Short task
What follows is a listing; restate every line of it word for word.

Data shown
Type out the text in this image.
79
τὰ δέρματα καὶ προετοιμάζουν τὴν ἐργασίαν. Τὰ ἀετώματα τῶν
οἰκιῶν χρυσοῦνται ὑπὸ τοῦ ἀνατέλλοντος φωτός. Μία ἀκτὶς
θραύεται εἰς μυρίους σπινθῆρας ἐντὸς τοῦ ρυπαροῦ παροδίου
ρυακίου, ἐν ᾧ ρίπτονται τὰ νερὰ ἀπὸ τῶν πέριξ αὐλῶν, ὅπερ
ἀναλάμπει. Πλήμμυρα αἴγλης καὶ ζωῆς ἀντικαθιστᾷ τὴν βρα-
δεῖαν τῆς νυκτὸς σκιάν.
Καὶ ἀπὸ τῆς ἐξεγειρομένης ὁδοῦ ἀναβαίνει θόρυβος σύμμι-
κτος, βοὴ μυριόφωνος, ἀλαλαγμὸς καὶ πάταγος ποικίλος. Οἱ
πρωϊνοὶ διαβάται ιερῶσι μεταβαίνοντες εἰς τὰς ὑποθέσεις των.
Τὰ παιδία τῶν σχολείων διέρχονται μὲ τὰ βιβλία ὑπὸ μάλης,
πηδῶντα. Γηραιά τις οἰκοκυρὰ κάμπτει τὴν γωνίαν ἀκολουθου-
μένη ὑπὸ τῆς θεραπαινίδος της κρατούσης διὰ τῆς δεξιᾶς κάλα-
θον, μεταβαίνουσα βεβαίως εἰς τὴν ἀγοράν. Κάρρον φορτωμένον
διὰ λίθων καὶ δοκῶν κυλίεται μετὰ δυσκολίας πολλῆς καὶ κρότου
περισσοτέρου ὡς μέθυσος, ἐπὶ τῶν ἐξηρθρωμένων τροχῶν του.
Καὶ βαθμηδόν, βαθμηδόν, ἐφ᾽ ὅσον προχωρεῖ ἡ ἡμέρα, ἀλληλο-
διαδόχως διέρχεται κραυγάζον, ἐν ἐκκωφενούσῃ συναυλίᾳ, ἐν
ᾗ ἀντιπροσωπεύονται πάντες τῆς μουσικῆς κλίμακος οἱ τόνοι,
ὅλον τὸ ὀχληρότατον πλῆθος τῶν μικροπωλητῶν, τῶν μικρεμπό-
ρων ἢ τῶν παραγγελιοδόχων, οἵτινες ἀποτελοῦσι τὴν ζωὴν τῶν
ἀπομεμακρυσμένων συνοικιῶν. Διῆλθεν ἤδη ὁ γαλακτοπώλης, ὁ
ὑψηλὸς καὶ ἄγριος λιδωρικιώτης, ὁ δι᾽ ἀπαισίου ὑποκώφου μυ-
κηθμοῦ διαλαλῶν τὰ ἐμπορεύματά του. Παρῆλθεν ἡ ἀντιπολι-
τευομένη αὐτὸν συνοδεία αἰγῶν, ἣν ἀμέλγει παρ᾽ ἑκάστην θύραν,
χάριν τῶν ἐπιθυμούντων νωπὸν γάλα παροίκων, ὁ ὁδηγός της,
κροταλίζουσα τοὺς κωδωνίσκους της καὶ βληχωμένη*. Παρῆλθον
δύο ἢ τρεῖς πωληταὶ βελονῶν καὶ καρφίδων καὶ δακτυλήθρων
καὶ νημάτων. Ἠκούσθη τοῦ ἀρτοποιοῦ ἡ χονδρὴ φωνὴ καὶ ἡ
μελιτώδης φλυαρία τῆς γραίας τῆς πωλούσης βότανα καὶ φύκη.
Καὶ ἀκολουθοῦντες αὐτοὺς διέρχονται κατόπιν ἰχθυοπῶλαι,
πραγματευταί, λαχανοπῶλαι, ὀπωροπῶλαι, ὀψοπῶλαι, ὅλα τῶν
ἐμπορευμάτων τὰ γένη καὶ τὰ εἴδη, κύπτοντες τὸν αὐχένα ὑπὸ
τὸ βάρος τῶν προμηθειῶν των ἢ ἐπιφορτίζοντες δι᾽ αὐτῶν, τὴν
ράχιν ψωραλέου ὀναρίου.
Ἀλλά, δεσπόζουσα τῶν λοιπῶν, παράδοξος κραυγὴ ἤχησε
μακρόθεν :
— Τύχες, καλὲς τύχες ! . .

Full solution
Type out the text in this image.
79
τὰ δέρματα καὶ προετοιμάζουν τὴν ἐργασίαν. Τὰ ἀετώματα τῶν
οἰκιῶν χρυσοῦνται ὑπὸ τοῦ ἀνατέλλοντος φωτός. Μία ἀκτὶς
θραύεται εἰς μυρίους σπινθῆρας ἐντὸς τοῦ ρυπαροῦ παροδίου
ρυακίου, ἐν ᾧ ρίπτονται τὰ νερὰ ἀπὸ τῶν πέριξ αὐλῶν, ὅπερ
ἀναλάμπει. Πλήμμυρα αἴγλης καὶ ζωῆς ἀντικαθιστᾷ τὴν βρα-
δεῖαν τῆς νυκτὸς σκιάν.
Καὶ ἀπὸ τῆς ἐξεγειρομένης ὁδοῦ ἀναβαίνει θόρυβος σύμμι-
κτος, βοὴ μυριόφωνος, ἀλαλαγμὸς καὶ πάταγος ποικίλος. Οἱ
πρωϊνοὶ διαβάται ιερῶσι μεταβαίνοντες εἰς τὰς ὑποθέσεις των.
Τὰ παιδία τῶν σχολείων διέρχονται μὲ τὰ βιβλία ὑπὸ μάλης,
πηδῶντα. Γηραιά τις οἰκοκυρὰ κάμπτει τὴν γωνίαν ἀκολουθου-
μένη ὑπὸ τῆς θεραπαινίδος της κρατούσης διὰ τῆς δεξιᾶς κάλα-
θον, μεταβαίνουσα βεβαίως εἰς τὴν ἀγοράν. Κάρρον φορτωμένον
διὰ λίθων καὶ δοκῶν κυλίεται μετὰ δυσκολίας πολλῆς καὶ κρότου
περισσοτέρου ὡς μέθυσος, ἐπὶ τῶν ἐξηρθρωμένων τροχῶν του.
Καὶ βαθμηδόν, βαθμηδόν, ἐφ᾽ ὅσον προχωρεῖ ἡ ἡμέρα, ἀλληλο-
διαδόχως διέρχεται κραυγάζον, ἐν ἐκκωφενούσῃ συναυλίᾳ, ἐν
ᾗ ἀντιπροσωπεύονται πάντες τῆς μουσικῆς κλίμακος οἱ τόνοι,
ὅλον τὸ ὀχληρότατον πλῆθος τῶν μικροπωλητῶν, τῶν μικρεμπό-
ρων ἢ τῶν παραγγελιοδόχων, οἵτινες ἀποτελοῦσι τὴν ζωὴν τῶν
ἀπομεμακρυσμένων συνοικιῶν. Διῆλθεν ἤδη ὁ γαλακτοπώλης, ὁ
ὑψηλὸς καὶ ἄγριος λιδωρικιώτης, ὁ δι᾽ ἀπαισίου ὑποκώφου μυ-
κηθμοῦ διαλαλῶν τὰ ἐμπορεύματά του. Παρῆλθεν ἡ ἀντιπολι-
τευομένη αὐτὸν συνοδεία αἰγῶν, ἣν ἀμέλγει παρ᾽ ἑκάστην θύραν,
χάριν τῶν ἐπιθυμούντων νωπὸν γάλα παροίκων, ὁ ὁδηγός της,
κροταλίζουσα τοὺς κωδωνίσκους της καὶ βληχωμένη*. Παρῆλθον
δύο ἢ τρεῖς πωληταὶ βελονῶν καὶ καρφίδων καὶ δακτυλήθρων
καὶ νημάτων. Ἠκούσθη τοῦ ἀρτοποιοῦ ἡ χονδρὴ φωνὴ καὶ ἡ
μελιτώδης φλυαρία τῆς γραίας τῆς πωλούσης βότανα καὶ φύκη.
Καὶ ἀκολουθοῦντες αὐτοὺς διέρχονται κατόπιν ἰχθυοπῶλαι,
πραγματευταί, λαχανοπῶλαι, ὀπωροπῶλαι, ὀψοπῶλαι, ὅλα τῶν
ἐμπορευμάτων τὰ γένη καὶ τὰ εἴδη, κύπτοντες τὸν αὐχένα ὑπὸ
τὸ βάρος τῶν προμηθειῶν των ἢ ἐπιφορτίζοντες δι᾽ αὐτῶν, τὴν
ράχιν ψωραλέου ὀναρίου.
Ἀλλά, δεσπόζουσα τῶν λοιπῶν, παράδοξος κραυγὴ ἤχησε
μακρόθεν :
— Τύχες, καλὲς τύχες ! . .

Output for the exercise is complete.